▸ Challenge:
Check each line of the material below for "market", then copy the ones that contain it.

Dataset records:
--- Begin ---
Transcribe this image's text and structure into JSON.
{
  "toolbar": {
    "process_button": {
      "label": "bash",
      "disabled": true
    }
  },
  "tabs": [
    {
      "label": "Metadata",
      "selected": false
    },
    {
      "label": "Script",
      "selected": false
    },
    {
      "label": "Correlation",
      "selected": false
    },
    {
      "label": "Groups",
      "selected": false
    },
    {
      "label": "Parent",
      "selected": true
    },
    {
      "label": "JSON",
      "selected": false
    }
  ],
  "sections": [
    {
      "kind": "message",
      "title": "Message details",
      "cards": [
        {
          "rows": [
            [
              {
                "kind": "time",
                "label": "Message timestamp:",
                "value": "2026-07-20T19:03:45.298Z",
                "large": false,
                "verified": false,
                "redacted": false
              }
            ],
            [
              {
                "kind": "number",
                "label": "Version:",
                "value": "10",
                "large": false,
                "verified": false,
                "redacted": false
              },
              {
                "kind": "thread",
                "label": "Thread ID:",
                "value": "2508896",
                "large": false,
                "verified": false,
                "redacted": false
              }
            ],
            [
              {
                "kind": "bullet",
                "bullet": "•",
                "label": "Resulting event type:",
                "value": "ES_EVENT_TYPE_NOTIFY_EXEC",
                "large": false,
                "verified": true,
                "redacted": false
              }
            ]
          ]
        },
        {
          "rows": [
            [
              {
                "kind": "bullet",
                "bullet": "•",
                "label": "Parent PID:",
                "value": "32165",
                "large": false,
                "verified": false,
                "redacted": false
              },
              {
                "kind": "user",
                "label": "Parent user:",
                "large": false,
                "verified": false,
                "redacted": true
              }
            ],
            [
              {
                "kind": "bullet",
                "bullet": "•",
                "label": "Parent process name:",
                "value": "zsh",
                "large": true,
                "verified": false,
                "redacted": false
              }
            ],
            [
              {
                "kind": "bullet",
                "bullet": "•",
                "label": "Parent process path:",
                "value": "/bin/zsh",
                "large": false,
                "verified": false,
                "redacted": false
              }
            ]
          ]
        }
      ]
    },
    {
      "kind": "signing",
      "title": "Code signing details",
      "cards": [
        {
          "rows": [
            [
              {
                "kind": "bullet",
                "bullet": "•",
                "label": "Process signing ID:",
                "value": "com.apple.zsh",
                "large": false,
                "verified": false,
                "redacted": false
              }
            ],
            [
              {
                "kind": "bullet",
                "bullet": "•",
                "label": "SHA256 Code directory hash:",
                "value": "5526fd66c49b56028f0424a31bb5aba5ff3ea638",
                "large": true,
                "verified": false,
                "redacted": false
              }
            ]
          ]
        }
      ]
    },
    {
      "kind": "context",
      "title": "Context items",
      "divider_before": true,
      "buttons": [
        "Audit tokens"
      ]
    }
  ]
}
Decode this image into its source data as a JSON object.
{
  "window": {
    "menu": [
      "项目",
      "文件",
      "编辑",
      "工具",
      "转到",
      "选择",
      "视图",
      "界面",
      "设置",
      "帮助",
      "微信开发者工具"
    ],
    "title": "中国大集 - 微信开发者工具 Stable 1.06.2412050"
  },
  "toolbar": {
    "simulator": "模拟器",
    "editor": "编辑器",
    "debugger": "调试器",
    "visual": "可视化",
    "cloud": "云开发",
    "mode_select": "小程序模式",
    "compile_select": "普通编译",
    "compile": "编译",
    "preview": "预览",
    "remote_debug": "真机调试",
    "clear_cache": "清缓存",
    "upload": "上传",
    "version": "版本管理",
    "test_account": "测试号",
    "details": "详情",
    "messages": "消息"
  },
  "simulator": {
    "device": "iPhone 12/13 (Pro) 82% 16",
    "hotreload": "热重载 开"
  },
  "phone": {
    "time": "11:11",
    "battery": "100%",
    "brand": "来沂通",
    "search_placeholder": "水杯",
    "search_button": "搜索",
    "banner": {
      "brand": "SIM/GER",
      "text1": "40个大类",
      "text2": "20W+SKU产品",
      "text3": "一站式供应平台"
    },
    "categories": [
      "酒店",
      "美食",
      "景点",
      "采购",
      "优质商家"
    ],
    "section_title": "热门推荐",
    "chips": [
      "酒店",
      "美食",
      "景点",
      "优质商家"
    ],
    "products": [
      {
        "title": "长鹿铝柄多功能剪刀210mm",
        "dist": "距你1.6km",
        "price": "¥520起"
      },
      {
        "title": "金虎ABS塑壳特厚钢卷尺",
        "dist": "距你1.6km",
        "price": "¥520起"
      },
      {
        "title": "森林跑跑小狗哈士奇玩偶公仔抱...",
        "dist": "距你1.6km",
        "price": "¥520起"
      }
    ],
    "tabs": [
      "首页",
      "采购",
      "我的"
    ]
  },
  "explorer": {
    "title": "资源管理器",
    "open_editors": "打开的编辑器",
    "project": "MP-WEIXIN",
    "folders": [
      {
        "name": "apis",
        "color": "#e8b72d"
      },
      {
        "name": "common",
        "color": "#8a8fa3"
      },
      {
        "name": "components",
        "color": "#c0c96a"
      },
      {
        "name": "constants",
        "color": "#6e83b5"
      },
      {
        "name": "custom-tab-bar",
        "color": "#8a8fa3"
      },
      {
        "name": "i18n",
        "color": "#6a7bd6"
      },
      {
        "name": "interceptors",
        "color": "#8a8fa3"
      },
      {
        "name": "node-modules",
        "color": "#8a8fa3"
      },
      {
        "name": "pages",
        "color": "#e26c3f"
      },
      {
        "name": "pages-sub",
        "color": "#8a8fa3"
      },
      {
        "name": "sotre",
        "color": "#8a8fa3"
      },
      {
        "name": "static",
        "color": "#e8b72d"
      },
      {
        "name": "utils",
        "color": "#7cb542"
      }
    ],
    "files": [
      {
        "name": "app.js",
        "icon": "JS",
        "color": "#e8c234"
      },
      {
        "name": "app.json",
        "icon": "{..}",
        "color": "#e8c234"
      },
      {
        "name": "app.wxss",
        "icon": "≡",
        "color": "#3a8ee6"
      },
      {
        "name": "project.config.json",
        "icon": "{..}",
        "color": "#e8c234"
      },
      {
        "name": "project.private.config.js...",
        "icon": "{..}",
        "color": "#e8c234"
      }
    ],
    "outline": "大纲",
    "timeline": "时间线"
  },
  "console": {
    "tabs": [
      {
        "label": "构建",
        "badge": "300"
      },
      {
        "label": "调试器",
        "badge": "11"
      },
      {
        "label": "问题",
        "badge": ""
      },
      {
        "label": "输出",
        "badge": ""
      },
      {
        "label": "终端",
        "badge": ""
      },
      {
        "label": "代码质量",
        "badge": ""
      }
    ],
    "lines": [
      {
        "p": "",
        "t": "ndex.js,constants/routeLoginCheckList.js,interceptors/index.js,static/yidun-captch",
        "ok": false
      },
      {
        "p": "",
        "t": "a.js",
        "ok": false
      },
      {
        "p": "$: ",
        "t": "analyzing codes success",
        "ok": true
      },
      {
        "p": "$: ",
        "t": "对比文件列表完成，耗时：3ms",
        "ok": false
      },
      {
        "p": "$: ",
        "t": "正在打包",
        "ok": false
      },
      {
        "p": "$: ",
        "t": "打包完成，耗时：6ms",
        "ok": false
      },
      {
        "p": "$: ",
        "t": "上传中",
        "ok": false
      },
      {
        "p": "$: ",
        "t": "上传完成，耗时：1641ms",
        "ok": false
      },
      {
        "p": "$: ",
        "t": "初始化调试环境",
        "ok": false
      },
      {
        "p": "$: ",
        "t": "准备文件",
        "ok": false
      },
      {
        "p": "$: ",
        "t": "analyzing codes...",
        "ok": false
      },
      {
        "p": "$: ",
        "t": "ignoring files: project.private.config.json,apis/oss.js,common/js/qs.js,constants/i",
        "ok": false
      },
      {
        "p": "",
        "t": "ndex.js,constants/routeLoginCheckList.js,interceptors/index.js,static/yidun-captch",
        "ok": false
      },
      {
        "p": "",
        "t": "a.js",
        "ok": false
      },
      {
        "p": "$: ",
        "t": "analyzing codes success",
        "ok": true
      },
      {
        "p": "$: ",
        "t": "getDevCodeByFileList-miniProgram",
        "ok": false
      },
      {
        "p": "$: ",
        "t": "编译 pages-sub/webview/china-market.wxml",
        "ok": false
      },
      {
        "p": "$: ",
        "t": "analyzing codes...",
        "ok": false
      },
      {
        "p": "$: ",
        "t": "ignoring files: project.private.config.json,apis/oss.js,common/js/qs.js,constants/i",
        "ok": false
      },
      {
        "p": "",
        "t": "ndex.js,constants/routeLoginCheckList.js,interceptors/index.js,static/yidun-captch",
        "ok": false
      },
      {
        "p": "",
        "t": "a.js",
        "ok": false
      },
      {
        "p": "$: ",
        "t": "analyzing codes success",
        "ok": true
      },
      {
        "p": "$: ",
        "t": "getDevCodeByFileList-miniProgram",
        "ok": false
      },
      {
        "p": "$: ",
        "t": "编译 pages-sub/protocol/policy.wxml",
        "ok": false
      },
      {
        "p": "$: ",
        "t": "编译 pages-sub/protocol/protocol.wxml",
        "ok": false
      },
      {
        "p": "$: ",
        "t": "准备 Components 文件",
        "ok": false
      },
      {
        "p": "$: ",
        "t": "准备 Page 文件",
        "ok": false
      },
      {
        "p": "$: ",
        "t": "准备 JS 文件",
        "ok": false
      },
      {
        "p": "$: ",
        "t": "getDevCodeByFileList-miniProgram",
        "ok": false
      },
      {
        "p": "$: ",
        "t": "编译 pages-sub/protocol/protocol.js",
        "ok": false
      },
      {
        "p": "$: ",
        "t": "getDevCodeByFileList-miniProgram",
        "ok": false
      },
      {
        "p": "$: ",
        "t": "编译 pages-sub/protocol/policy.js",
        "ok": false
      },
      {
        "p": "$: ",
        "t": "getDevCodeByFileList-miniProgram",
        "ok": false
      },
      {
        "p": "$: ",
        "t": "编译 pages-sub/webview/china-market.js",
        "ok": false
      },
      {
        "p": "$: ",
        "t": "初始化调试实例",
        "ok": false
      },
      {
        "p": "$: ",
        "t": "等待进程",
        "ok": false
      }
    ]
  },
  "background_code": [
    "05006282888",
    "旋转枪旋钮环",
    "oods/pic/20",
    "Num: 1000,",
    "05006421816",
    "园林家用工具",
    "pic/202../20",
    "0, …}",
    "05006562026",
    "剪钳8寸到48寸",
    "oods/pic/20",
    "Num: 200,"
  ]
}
--- End ---
▸ Reply to the exercise:
        "t": "编译 pages-sub/webview/china-market.wxml",
        "t": "编译 pages-sub/webview/china-market.js",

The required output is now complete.